* START MATERIAL *

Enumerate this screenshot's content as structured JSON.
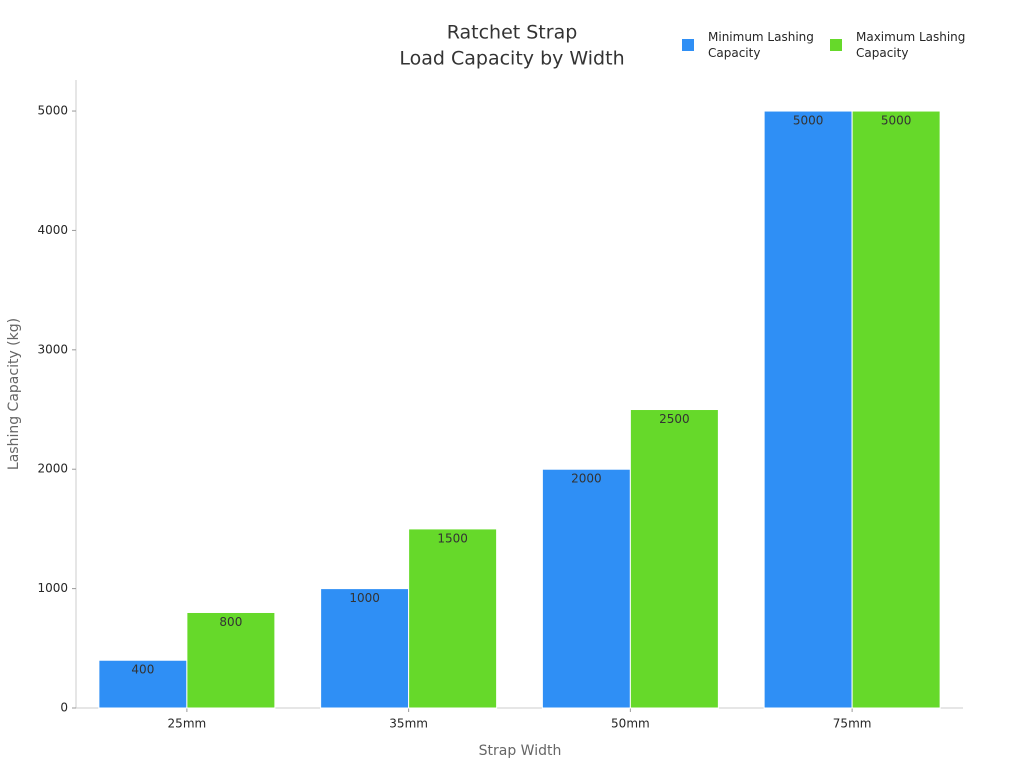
{
  "chart_data": {
    "type": "bar",
    "title": [
      "Ratchet Strap",
      "Load Capacity by Width"
    ],
    "x_label": "Strap Width",
    "y_label": "Lashing Capacity (kg)",
    "categories": [
      "25mm",
      "35mm",
      "50mm",
      "75mm"
    ],
    "series": [
      {
        "name": "Minimum Lashing Capacity",
        "color": "#2f8ff5",
        "values": [
          400,
          1000,
          2000,
          5000
        ]
      },
      {
        "name": "Maximum Lashing Capacity",
        "color": "#66d92a",
        "values": [
          800,
          1500,
          2500,
          5000
        ]
      }
    ],
    "ylim": [
      0,
      5260
    ],
    "yticks": [
      0,
      1000,
      2000,
      3000,
      4000,
      5000
    ],
    "grid": false,
    "legend": "top-right"
  }
}
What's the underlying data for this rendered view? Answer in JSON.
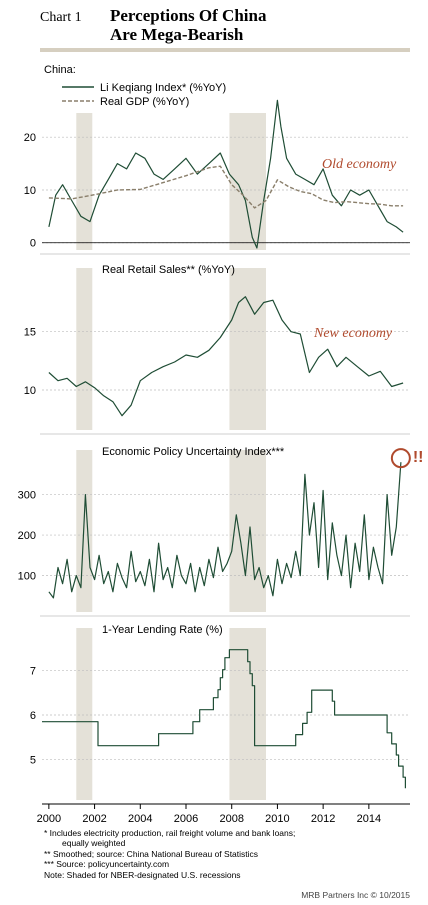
{
  "header": {
    "chart_label": "Chart 1",
    "title_line1": "Perceptions Of China",
    "title_line2": "Are Mega-Bearish"
  },
  "footnotes": {
    "note1": "*   Includes electricity production, rail freight volume and bank loans;",
    "note1b": "equally weighted",
    "note2": "**  Smoothed; source: China National Bureau of Statistics",
    "note3": "*** Source: policyuncertainty.com",
    "note4": "Note: Shaded for NBER-designated U.S. recessions"
  },
  "credit": "MRB Partners Inc © 10/2015",
  "colors": {
    "line": "#1f4d35",
    "gdp": "#8a7f6b",
    "shade": "#e4e1d8",
    "annotation": "#b04a2d",
    "rule": "#d6cfc0"
  },
  "chart_data": [
    {
      "type": "line",
      "header_label": "China:",
      "xlim": [
        1999.7,
        2015.8
      ],
      "ylim": [
        -1,
        28
      ],
      "yticks": [
        0,
        10,
        20
      ],
      "recessions": [
        [
          2001.2,
          2001.9
        ],
        [
          2007.9,
          2009.5
        ]
      ],
      "annotation": "Old economy",
      "zero_line": true,
      "series": [
        {
          "name": "Li Keqiang Index* (%YoY)",
          "style": "solid",
          "x": [
            2000.0,
            2000.3,
            2000.6,
            2001.0,
            2001.4,
            2001.8,
            2002.2,
            2002.6,
            2003.0,
            2003.4,
            2003.8,
            2004.2,
            2004.6,
            2005.0,
            2005.5,
            2006.0,
            2006.5,
            2007.0,
            2007.5,
            2007.9,
            2008.3,
            2008.6,
            2008.9,
            2009.1,
            2009.4,
            2009.7,
            2010.0,
            2010.15,
            2010.4,
            2010.8,
            2011.2,
            2011.6,
            2012.0,
            2012.4,
            2012.8,
            2013.2,
            2013.6,
            2014.0,
            2014.4,
            2014.8,
            2015.2,
            2015.5
          ],
          "y": [
            3,
            9,
            11,
            8,
            5,
            4,
            9,
            12,
            15,
            14,
            17,
            16,
            13,
            12,
            14,
            16,
            13,
            15,
            17,
            13,
            11,
            8,
            1,
            -1,
            8,
            16,
            27,
            22,
            16,
            13,
            12,
            11,
            14,
            9,
            7,
            10,
            9,
            10,
            7,
            4,
            3,
            2
          ]
        },
        {
          "name": "Real GDP (%YoY)",
          "style": "dashed",
          "x": [
            2000.0,
            2001.0,
            2002.0,
            2003.0,
            2004.0,
            2005.0,
            2006.0,
            2007.0,
            2007.5,
            2008.0,
            2008.5,
            2009.0,
            2009.5,
            2010.0,
            2010.5,
            2011.0,
            2011.5,
            2012.0,
            2012.5,
            2013.0,
            2013.5,
            2014.0,
            2014.5,
            2015.0,
            2015.5
          ],
          "y": [
            8.5,
            8.3,
            9.1,
            10,
            10.1,
            11.4,
            12.7,
            14.2,
            14.5,
            11,
            9,
            6.6,
            8,
            11.9,
            10.6,
            9.7,
            9.3,
            8.1,
            7.6,
            7.8,
            7.6,
            7.4,
            7.3,
            7,
            7
          ]
        }
      ]
    },
    {
      "type": "line",
      "title": "Real Retail Sales** (%YoY)",
      "xlim": [
        1999.7,
        2015.8
      ],
      "ylim": [
        7,
        19
      ],
      "yticks": [
        10,
        15
      ],
      "recessions": [
        [
          2001.2,
          2001.9
        ],
        [
          2007.9,
          2009.5
        ]
      ],
      "annotation": "New economy",
      "series": [
        {
          "name": "",
          "x": [
            2000.0,
            2000.4,
            2000.8,
            2001.2,
            2001.6,
            2002.0,
            2002.4,
            2002.8,
            2003.2,
            2003.6,
            2004.0,
            2004.5,
            2005.0,
            2005.5,
            2006.0,
            2006.5,
            2007.0,
            2007.5,
            2008.0,
            2008.3,
            2008.6,
            2009.0,
            2009.4,
            2009.8,
            2010.2,
            2010.6,
            2011.0,
            2011.4,
            2011.8,
            2012.2,
            2012.6,
            2013.0,
            2013.5,
            2014.0,
            2014.5,
            2015.0,
            2015.5
          ],
          "y": [
            11.5,
            10.8,
            11,
            10.3,
            10.7,
            10.2,
            9.5,
            9,
            7.8,
            8.7,
            10.8,
            11.5,
            12,
            12.4,
            13,
            12.8,
            13.4,
            14.5,
            16,
            17.5,
            18,
            16.5,
            17.5,
            17.7,
            16,
            15,
            14.8,
            11.5,
            12.8,
            13.5,
            12,
            12.8,
            12,
            11.2,
            11.6,
            10.3,
            10.6
          ]
        }
      ]
    },
    {
      "type": "line",
      "title": "Economic Policy Uncertainty Index***",
      "xlim": [
        1999.7,
        2015.8
      ],
      "ylim": [
        20,
        410
      ],
      "yticks": [
        100,
        200,
        300
      ],
      "recessions": [
        [
          2001.2,
          2001.9
        ],
        [
          2007.9,
          2009.5
        ]
      ],
      "annotation": "!!",
      "series": [
        {
          "name": "",
          "x": [
            2000.0,
            2000.2,
            2000.4,
            2000.6,
            2000.8,
            2001.0,
            2001.2,
            2001.4,
            2001.6,
            2001.8,
            2002.0,
            2002.2,
            2002.4,
            2002.6,
            2002.8,
            2003.0,
            2003.2,
            2003.4,
            2003.6,
            2003.8,
            2004.0,
            2004.2,
            2004.4,
            2004.6,
            2004.8,
            2005.0,
            2005.2,
            2005.4,
            2005.6,
            2005.8,
            2006.0,
            2006.2,
            2006.4,
            2006.6,
            2006.8,
            2007.0,
            2007.2,
            2007.4,
            2007.6,
            2007.8,
            2008.0,
            2008.2,
            2008.4,
            2008.6,
            2008.8,
            2009.0,
            2009.2,
            2009.4,
            2009.6,
            2009.8,
            2010.0,
            2010.2,
            2010.4,
            2010.6,
            2010.8,
            2011.0,
            2011.2,
            2011.4,
            2011.6,
            2011.8,
            2012.0,
            2012.2,
            2012.4,
            2012.6,
            2012.8,
            2013.0,
            2013.2,
            2013.4,
            2013.6,
            2013.8,
            2014.0,
            2014.2,
            2014.4,
            2014.6,
            2014.8,
            2015.0,
            2015.2,
            2015.4
          ],
          "y": [
            60,
            45,
            120,
            80,
            140,
            60,
            100,
            70,
            300,
            120,
            90,
            150,
            80,
            110,
            60,
            130,
            95,
            70,
            160,
            85,
            110,
            75,
            140,
            60,
            180,
            90,
            120,
            70,
            150,
            100,
            80,
            130,
            60,
            120,
            75,
            140,
            95,
            170,
            110,
            130,
            160,
            250,
            180,
            100,
            220,
            90,
            120,
            70,
            100,
            50,
            140,
            80,
            130,
            95,
            160,
            100,
            350,
            200,
            280,
            120,
            310,
            90,
            230,
            150,
            100,
            200,
            70,
            180,
            110,
            250,
            90,
            170,
            120,
            80,
            300,
            150,
            220,
            380
          ]
        }
      ]
    },
    {
      "type": "line",
      "title": "1-Year Lending Rate (%)",
      "xlim": [
        1999.7,
        2015.8
      ],
      "ylim": [
        4.2,
        7.8
      ],
      "yticks": [
        5,
        6,
        7
      ],
      "recessions": [
        [
          2001.2,
          2001.9
        ],
        [
          2007.9,
          2009.5
        ]
      ],
      "xticks": [
        "2000",
        "2002",
        "2004",
        "2006",
        "2008",
        "2010",
        "2012",
        "2014"
      ],
      "xtick_values": [
        2000,
        2002,
        2004,
        2006,
        2008,
        2010,
        2012,
        2014
      ],
      "series": [
        {
          "name": "",
          "step": true,
          "x": [
            1999.7,
            2002.15,
            2004.8,
            2006.3,
            2006.6,
            2007.2,
            2007.4,
            2007.5,
            2007.6,
            2007.7,
            2007.9,
            2008.7,
            2008.8,
            2008.9,
            2009.0,
            2010.8,
            2011.1,
            2011.3,
            2011.5,
            2012.4,
            2012.5,
            2014.8,
            2015.0,
            2015.2,
            2015.3,
            2015.5,
            2015.6
          ],
          "y": [
            5.85,
            5.31,
            5.58,
            5.85,
            6.12,
            6.39,
            6.57,
            6.84,
            7.02,
            7.29,
            7.47,
            7.2,
            6.93,
            6.66,
            5.31,
            5.56,
            5.81,
            6.06,
            6.56,
            6.31,
            6.0,
            5.6,
            5.35,
            5.1,
            4.85,
            4.6,
            4.35
          ]
        }
      ]
    }
  ]
}
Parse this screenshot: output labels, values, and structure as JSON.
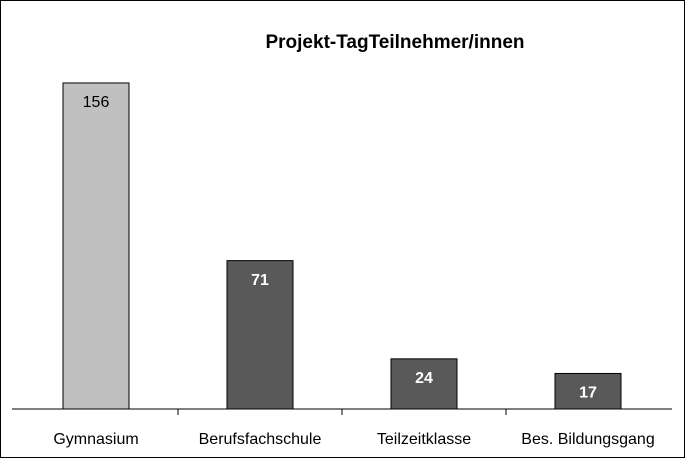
{
  "chart_data": {
    "type": "bar",
    "title": "Projekt-TagTeilnehmer/innen",
    "categories": [
      "Gymnasium",
      "Berufsfachschule",
      "Teilzeitklasse",
      "Bes. Bildungsgang"
    ],
    "values": [
      156,
      71,
      24,
      17
    ],
    "colors": [
      "#c0c0c0",
      "#595959",
      "#595959",
      "#595959"
    ],
    "label_colors": [
      "#000000",
      "#ffffff",
      "#ffffff",
      "#ffffff"
    ]
  }
}
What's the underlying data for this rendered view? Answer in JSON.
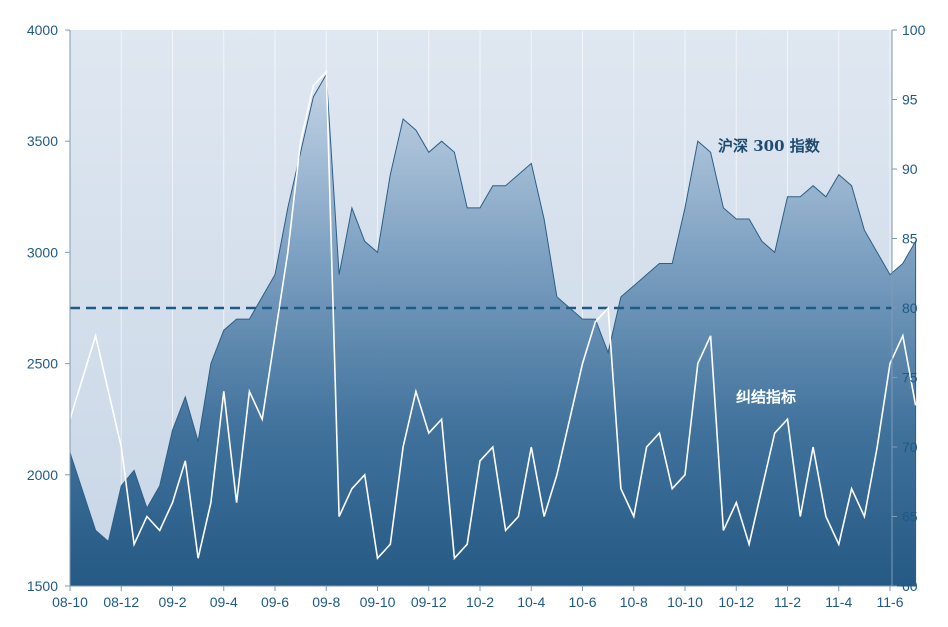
{
  "chart_data": {
    "type": "area",
    "title": "",
    "x_ticks": [
      "08-10",
      "08-12",
      "09-2",
      "09-4",
      "09-6",
      "09-8",
      "09-10",
      "09-12",
      "10-2",
      "10-4",
      "10-6",
      "10-8",
      "10-10",
      "10-12",
      "11-2",
      "11-4",
      "11-6"
    ],
    "y_left": {
      "ticks": [
        1500,
        2000,
        2500,
        3000,
        3500,
        4000
      ],
      "range": [
        1500,
        4000
      ]
    },
    "y_right": {
      "ticks": [
        60,
        65,
        70,
        75,
        80,
        85,
        90,
        95,
        100
      ],
      "range": [
        60,
        100
      ]
    },
    "reference_line": {
      "axis": "right",
      "value": 80,
      "style": "dashed"
    },
    "series": [
      {
        "name": "沪深300指数",
        "axis": "left",
        "style": "area",
        "color": "#2c5f86",
        "points": [
          [
            "08-10",
            2100
          ],
          [
            "08-11",
            1750
          ],
          [
            "08-11",
            1700
          ],
          [
            "08-12",
            1950
          ],
          [
            "08-12",
            2020
          ],
          [
            "09-1",
            1850
          ],
          [
            "09-1",
            1950
          ],
          [
            "09-2",
            2200
          ],
          [
            "09-2",
            2350
          ],
          [
            "09-3",
            2150
          ],
          [
            "09-3",
            2500
          ],
          [
            "09-4",
            2650
          ],
          [
            "09-4",
            2700
          ],
          [
            "09-5",
            2700
          ],
          [
            "09-5",
            2800
          ],
          [
            "09-6",
            2900
          ],
          [
            "09-6",
            3200
          ],
          [
            "09-7",
            3450
          ],
          [
            "09-7",
            3700
          ],
          [
            "09-8",
            3800
          ],
          [
            "09-8",
            2900
          ],
          [
            "09-9",
            3200
          ],
          [
            "09-9",
            3050
          ],
          [
            "09-10",
            3000
          ],
          [
            "09-10",
            3350
          ],
          [
            "09-11",
            3600
          ],
          [
            "09-11",
            3550
          ],
          [
            "09-12",
            3450
          ],
          [
            "09-12",
            3500
          ],
          [
            "10-1",
            3450
          ],
          [
            "10-1",
            3200
          ],
          [
            "10-2",
            3200
          ],
          [
            "10-2",
            3300
          ],
          [
            "10-3",
            3300
          ],
          [
            "10-3",
            3350
          ],
          [
            "10-4",
            3400
          ],
          [
            "10-4",
            3150
          ],
          [
            "10-5",
            2800
          ],
          [
            "10-5",
            2750
          ],
          [
            "10-6",
            2700
          ],
          [
            "10-6",
            2700
          ],
          [
            "10-7",
            2550
          ],
          [
            "10-7",
            2800
          ],
          [
            "10-8",
            2850
          ],
          [
            "10-8",
            2900
          ],
          [
            "10-9",
            2950
          ],
          [
            "10-9",
            2950
          ],
          [
            "10-10",
            3200
          ],
          [
            "10-10",
            3500
          ],
          [
            "10-11",
            3450
          ],
          [
            "10-11",
            3200
          ],
          [
            "10-12",
            3150
          ],
          [
            "10-12",
            3150
          ],
          [
            "11-1",
            3050
          ],
          [
            "11-1",
            3000
          ],
          [
            "11-2",
            3250
          ],
          [
            "11-2",
            3250
          ],
          [
            "11-3",
            3300
          ],
          [
            "11-3",
            3250
          ],
          [
            "11-4",
            3350
          ],
          [
            "11-4",
            3300
          ],
          [
            "11-5",
            3100
          ],
          [
            "11-5",
            3000
          ],
          [
            "11-6",
            2900
          ],
          [
            "11-6",
            2950
          ],
          [
            "11-7",
            3050
          ]
        ]
      },
      {
        "name": "纠结指标",
        "axis": "right",
        "style": "line",
        "color": "#ffffff",
        "points": [
          [
            "08-10",
            72
          ],
          [
            "08-11",
            78
          ],
          [
            "08-11",
            74
          ],
          [
            "08-12",
            70
          ],
          [
            "08-12",
            63
          ],
          [
            "09-1",
            65
          ],
          [
            "09-1",
            64
          ],
          [
            "09-2",
            66
          ],
          [
            "09-2",
            69
          ],
          [
            "09-3",
            62
          ],
          [
            "09-3",
            66
          ],
          [
            "09-4",
            74
          ],
          [
            "09-4",
            66
          ],
          [
            "09-5",
            74
          ],
          [
            "09-5",
            72
          ],
          [
            "09-6",
            78
          ],
          [
            "09-6",
            84
          ],
          [
            "09-7",
            92
          ],
          [
            "09-7",
            96
          ],
          [
            "09-8",
            97
          ],
          [
            "09-8",
            65
          ],
          [
            "09-9",
            67
          ],
          [
            "09-9",
            68
          ],
          [
            "09-10",
            62
          ],
          [
            "09-10",
            63
          ],
          [
            "09-11",
            70
          ],
          [
            "09-11",
            74
          ],
          [
            "09-12",
            71
          ],
          [
            "09-12",
            72
          ],
          [
            "10-1",
            62
          ],
          [
            "10-1",
            63
          ],
          [
            "10-2",
            69
          ],
          [
            "10-2",
            70
          ],
          [
            "10-3",
            64
          ],
          [
            "10-3",
            65
          ],
          [
            "10-4",
            70
          ],
          [
            "10-4",
            65
          ],
          [
            "10-5",
            68
          ],
          [
            "10-5",
            72
          ],
          [
            "10-6",
            76
          ],
          [
            "10-6",
            79
          ],
          [
            "10-7",
            80
          ],
          [
            "10-7",
            67
          ],
          [
            "10-8",
            65
          ],
          [
            "10-8",
            70
          ],
          [
            "10-9",
            71
          ],
          [
            "10-9",
            67
          ],
          [
            "10-10",
            68
          ],
          [
            "10-10",
            76
          ],
          [
            "10-11",
            78
          ],
          [
            "10-11",
            64
          ],
          [
            "10-12",
            66
          ],
          [
            "10-12",
            63
          ],
          [
            "11-1",
            67
          ],
          [
            "11-1",
            71
          ],
          [
            "11-2",
            72
          ],
          [
            "11-2",
            65
          ],
          [
            "11-3",
            70
          ],
          [
            "11-3",
            65
          ],
          [
            "11-4",
            63
          ],
          [
            "11-4",
            67
          ],
          [
            "11-5",
            65
          ],
          [
            "11-5",
            70
          ],
          [
            "11-6",
            76
          ],
          [
            "11-6",
            78
          ],
          [
            "11-7",
            73
          ]
        ]
      }
    ],
    "annotations": [
      {
        "text": "沪深 300 指数",
        "color": "#1f4a70"
      },
      {
        "text": "纠结指标",
        "color": "#ffffff"
      }
    ]
  }
}
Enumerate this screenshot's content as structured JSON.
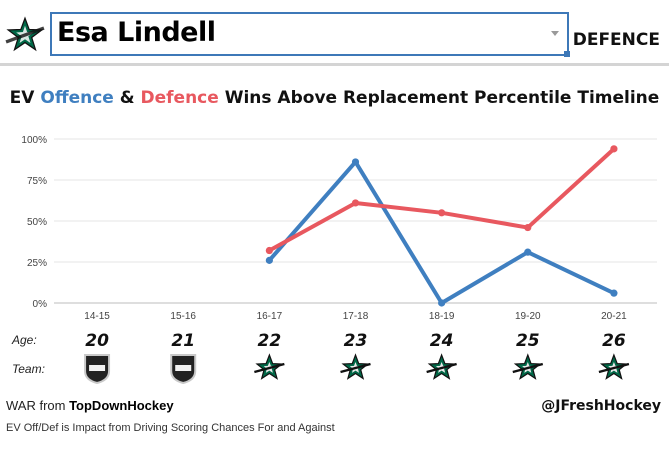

* END MATERIAL *

EXERCISE DIRECTIONS:
Tell how many lines in the material above include the word "Width", giving the number only.

SOLUTION TO THE EXERCISE:
2